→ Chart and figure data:
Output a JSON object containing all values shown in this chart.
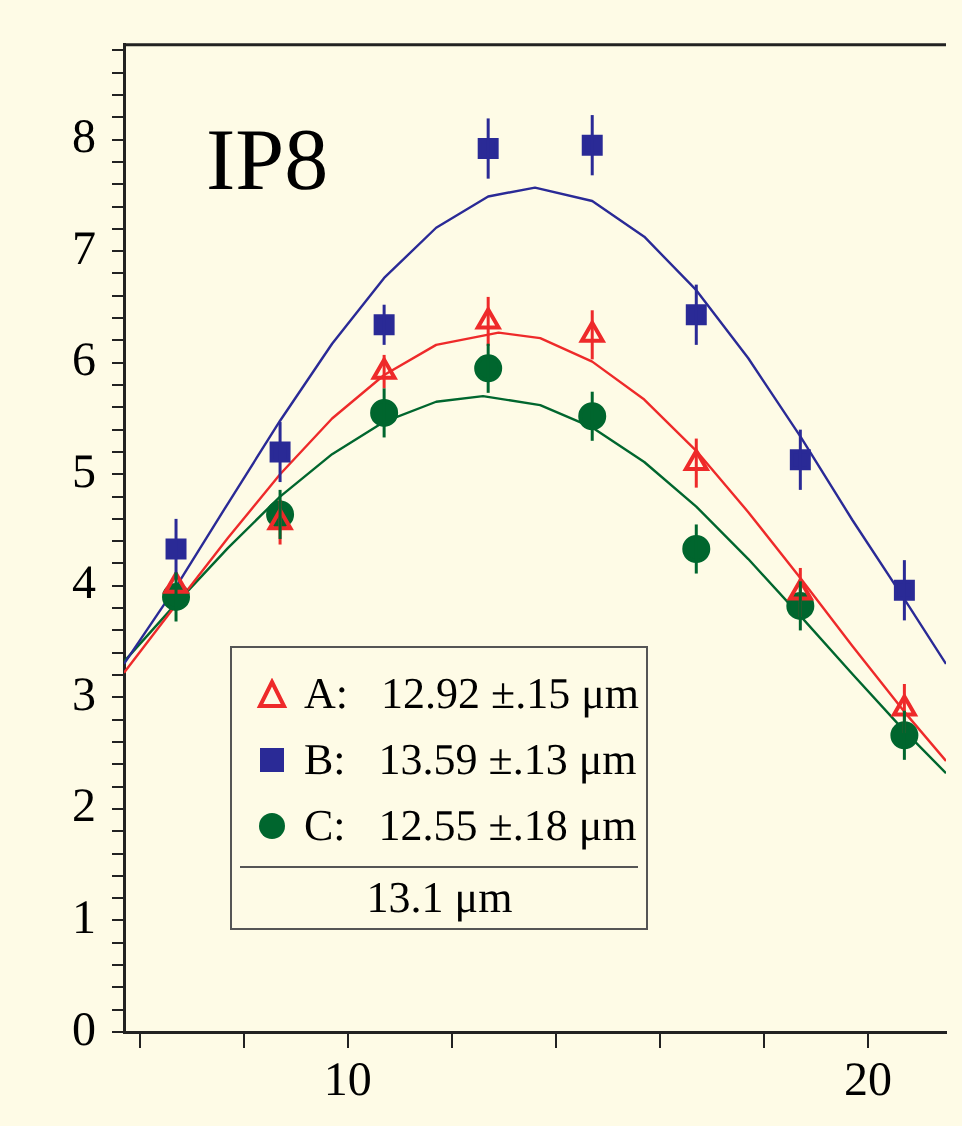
{
  "chart_data": {
    "type": "scatter",
    "title": "IP8",
    "xlim": [
      5.7,
      21.5
    ],
    "xticks": [
      {
        "value": 6,
        "label": null
      },
      {
        "value": 8,
        "label": null
      },
      10,
      {
        "value": 12,
        "label": null
      },
      {
        "value": 14,
        "label": null
      },
      {
        "value": 16,
        "label": null
      },
      {
        "value": 18,
        "label": null
      },
      20
    ],
    "ylim": [
      0,
      8.85
    ],
    "yticks": [
      0,
      {
        "value": 0.2,
        "label": null
      },
      {
        "value": 0.4,
        "label": null
      },
      {
        "value": 0.6,
        "label": null
      },
      {
        "value": 0.8,
        "label": null
      },
      1,
      {
        "value": 1.2,
        "label": null
      },
      {
        "value": 1.4,
        "label": null
      },
      {
        "value": 1.6,
        "label": null
      },
      {
        "value": 1.8,
        "label": null
      },
      2,
      {
        "value": 2.2,
        "label": null
      },
      {
        "value": 2.4,
        "label": null
      },
      {
        "value": 2.6,
        "label": null
      },
      {
        "value": 2.8,
        "label": null
      },
      3,
      {
        "value": 3.2,
        "label": null
      },
      {
        "value": 3.4,
        "label": null
      },
      {
        "value": 3.6,
        "label": null
      },
      {
        "value": 3.8,
        "label": null
      },
      4,
      {
        "value": 4.2,
        "label": null
      },
      {
        "value": 4.4,
        "label": null
      },
      {
        "value": 4.6,
        "label": null
      },
      {
        "value": 4.8,
        "label": null
      },
      5,
      {
        "value": 5.2,
        "label": null
      },
      {
        "value": 5.4,
        "label": null
      },
      {
        "value": 5.6,
        "label": null
      },
      {
        "value": 5.8,
        "label": null
      },
      6,
      {
        "value": 6.2,
        "label": null
      },
      {
        "value": 6.4,
        "label": null
      },
      {
        "value": 6.6,
        "label": null
      },
      {
        "value": 6.8,
        "label": null
      },
      7,
      {
        "value": 7.2,
        "label": null
      },
      {
        "value": 7.4,
        "label": null
      },
      {
        "value": 7.6,
        "label": null
      },
      {
        "value": 7.8,
        "label": null
      },
      8,
      {
        "value": 8.2,
        "label": null
      },
      {
        "value": 8.4,
        "label": null
      },
      {
        "value": 8.6,
        "label": null
      },
      {
        "value": 8.8,
        "label": null
      }
    ],
    "legend": "bottom left",
    "annotations": [
      "13.1 μm"
    ],
    "series": [
      {
        "name": "A:   12.92 ±.15 μm",
        "marker": "triangle",
        "color": "#ee2a2a",
        "x": [
          6.7,
          8.7,
          10.7,
          12.7,
          14.7,
          16.7,
          18.7,
          20.7
        ],
        "values": [
          4.0,
          4.57,
          5.92,
          6.37,
          6.25,
          5.1,
          3.94,
          2.9
        ],
        "errors": [
          null,
          0.2,
          0.15,
          0.22,
          0.22,
          0.22,
          0.22,
          0.22
        ]
      },
      {
        "name": "B:   13.59 ±.13 μm",
        "marker": "square",
        "color": "#2a2a96",
        "x": [
          6.7,
          8.7,
          10.7,
          12.7,
          14.7,
          16.7,
          18.7,
          20.7
        ],
        "values": [
          4.33,
          5.2,
          6.34,
          7.92,
          7.95,
          6.43,
          5.13,
          3.96
        ],
        "errors": [
          0.27,
          0.27,
          0.18,
          0.27,
          0.27,
          0.27,
          0.27,
          0.27
        ]
      },
      {
        "name": "C:   12.55 ±.18 μm",
        "marker": "circle",
        "color": "#00662e",
        "x": [
          6.7,
          8.7,
          10.7,
          12.7,
          14.7,
          16.7,
          18.7,
          20.7
        ],
        "values": [
          3.9,
          4.64,
          5.55,
          5.95,
          5.52,
          4.33,
          3.82,
          2.66
        ],
        "errors": [
          0.22,
          0.22,
          0.22,
          0.22,
          0.22,
          0.22,
          0.22,
          0.22
        ]
      },
      {
        "type": "line",
        "marker": "none",
        "color": "#ee2a2a",
        "x": [
          5.7,
          6.7,
          7.7,
          8.7,
          9.7,
          10.7,
          11.7,
          12.9,
          13.7,
          14.7,
          15.7,
          16.7,
          17.7,
          18.7,
          19.7,
          20.7,
          21.5
        ],
        "values": [
          3.22,
          3.83,
          4.43,
          5.0,
          5.5,
          5.89,
          6.16,
          6.27,
          6.22,
          6.01,
          5.67,
          5.21,
          4.66,
          4.07,
          3.46,
          2.87,
          2.43
        ]
      },
      {
        "type": "line",
        "marker": "none",
        "color": "#2a2a96",
        "x": [
          5.7,
          6.7,
          7.7,
          8.7,
          9.7,
          10.7,
          11.7,
          12.7,
          13.6,
          14.7,
          15.7,
          16.7,
          17.7,
          18.7,
          19.7,
          20.7,
          21.5
        ],
        "values": [
          3.3,
          3.99,
          4.74,
          5.48,
          6.17,
          6.76,
          7.21,
          7.49,
          7.57,
          7.45,
          7.13,
          6.65,
          6.04,
          5.34,
          4.59,
          3.88,
          3.3
        ]
      },
      {
        "type": "line",
        "marker": "none",
        "color": "#00662e",
        "x": [
          5.7,
          6.7,
          7.7,
          8.7,
          9.7,
          10.7,
          11.7,
          12.6,
          13.7,
          14.7,
          15.7,
          16.7,
          17.7,
          18.7,
          19.7,
          20.7,
          21.5
        ],
        "values": [
          3.32,
          3.84,
          4.34,
          4.8,
          5.18,
          5.47,
          5.65,
          5.7,
          5.62,
          5.42,
          5.11,
          4.71,
          4.24,
          3.73,
          3.21,
          2.7,
          2.32
        ]
      }
    ]
  }
}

→ What you need to do: Determine the number of lines in the listing that hold the word "name", and supply that number and nothing further.

→ Response: 3